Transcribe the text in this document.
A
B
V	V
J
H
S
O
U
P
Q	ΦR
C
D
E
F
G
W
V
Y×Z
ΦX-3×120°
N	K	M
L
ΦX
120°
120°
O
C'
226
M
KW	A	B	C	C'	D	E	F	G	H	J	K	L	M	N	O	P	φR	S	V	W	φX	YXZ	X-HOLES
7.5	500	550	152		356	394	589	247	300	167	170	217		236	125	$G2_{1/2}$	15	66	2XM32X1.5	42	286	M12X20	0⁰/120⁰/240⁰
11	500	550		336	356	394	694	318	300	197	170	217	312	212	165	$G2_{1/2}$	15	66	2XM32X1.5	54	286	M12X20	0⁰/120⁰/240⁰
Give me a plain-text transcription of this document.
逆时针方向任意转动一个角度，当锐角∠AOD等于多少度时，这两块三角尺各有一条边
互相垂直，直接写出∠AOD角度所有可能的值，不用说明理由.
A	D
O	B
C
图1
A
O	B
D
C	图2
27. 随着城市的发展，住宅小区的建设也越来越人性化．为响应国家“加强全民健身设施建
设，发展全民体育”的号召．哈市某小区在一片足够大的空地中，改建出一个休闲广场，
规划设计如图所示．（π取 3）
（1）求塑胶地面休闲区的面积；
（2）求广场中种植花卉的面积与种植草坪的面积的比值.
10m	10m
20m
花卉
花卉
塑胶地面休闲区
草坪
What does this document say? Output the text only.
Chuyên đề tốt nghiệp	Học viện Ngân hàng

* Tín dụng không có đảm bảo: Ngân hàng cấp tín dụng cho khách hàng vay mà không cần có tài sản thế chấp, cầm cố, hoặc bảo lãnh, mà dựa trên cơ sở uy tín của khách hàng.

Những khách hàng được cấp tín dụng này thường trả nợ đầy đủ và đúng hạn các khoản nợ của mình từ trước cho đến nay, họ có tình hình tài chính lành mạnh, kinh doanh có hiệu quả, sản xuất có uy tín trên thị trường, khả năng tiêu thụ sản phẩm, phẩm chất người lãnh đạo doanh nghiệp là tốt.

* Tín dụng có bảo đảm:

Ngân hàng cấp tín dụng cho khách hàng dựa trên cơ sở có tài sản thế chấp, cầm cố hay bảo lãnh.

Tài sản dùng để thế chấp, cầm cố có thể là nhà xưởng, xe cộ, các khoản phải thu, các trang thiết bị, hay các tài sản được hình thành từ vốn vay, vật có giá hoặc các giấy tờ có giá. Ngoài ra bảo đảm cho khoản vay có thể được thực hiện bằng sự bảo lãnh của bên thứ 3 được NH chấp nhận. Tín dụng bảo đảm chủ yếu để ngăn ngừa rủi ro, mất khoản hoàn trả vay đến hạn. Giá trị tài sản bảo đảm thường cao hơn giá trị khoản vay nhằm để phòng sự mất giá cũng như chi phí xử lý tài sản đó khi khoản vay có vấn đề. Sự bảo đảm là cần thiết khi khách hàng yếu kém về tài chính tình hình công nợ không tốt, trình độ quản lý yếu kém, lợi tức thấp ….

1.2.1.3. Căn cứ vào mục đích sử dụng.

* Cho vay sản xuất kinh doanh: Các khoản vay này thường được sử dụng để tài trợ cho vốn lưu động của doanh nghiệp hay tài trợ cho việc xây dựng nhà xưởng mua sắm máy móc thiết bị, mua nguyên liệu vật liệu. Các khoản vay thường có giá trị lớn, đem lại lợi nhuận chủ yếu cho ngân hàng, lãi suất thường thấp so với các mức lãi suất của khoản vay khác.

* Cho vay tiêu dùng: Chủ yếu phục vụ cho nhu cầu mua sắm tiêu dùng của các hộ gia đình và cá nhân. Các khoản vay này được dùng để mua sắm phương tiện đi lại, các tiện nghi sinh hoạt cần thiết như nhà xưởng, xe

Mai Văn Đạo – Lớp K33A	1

[Written exercise]
Identify each line in the records above containing the word "kinh"; copy those lines.

[Complete output]
Những khách hàng được cấp tín dụng này thường trả nợ đầy đủ và đúng hạn các khoản nợ của mình từ trước cho đến nay, họ có tình hình tài chính lành mạnh, kinh doanh có hiệu quả, sản xuất có uy tín trên thị trường, khả năng tiêu thụ sản phẩm, phẩm chất người lãnh đạo doanh nghiệp là tốt.
* Cho vay sản xuất kinh doanh: Các khoản vay này thường được sử dụng để tài trợ cho vốn lưu động của doanh nghiệp hay tài trợ cho việc xây dựng nhà xưởng mua sắm máy móc thiết bị, mua nguyên liệu vật liệu. Các khoản vay thường có giá trị lớn, đem lại lợi nhuận chủ yếu cho ngân hàng, lãi suất thường thấp so với các mức lãi suất của khoản vay khác.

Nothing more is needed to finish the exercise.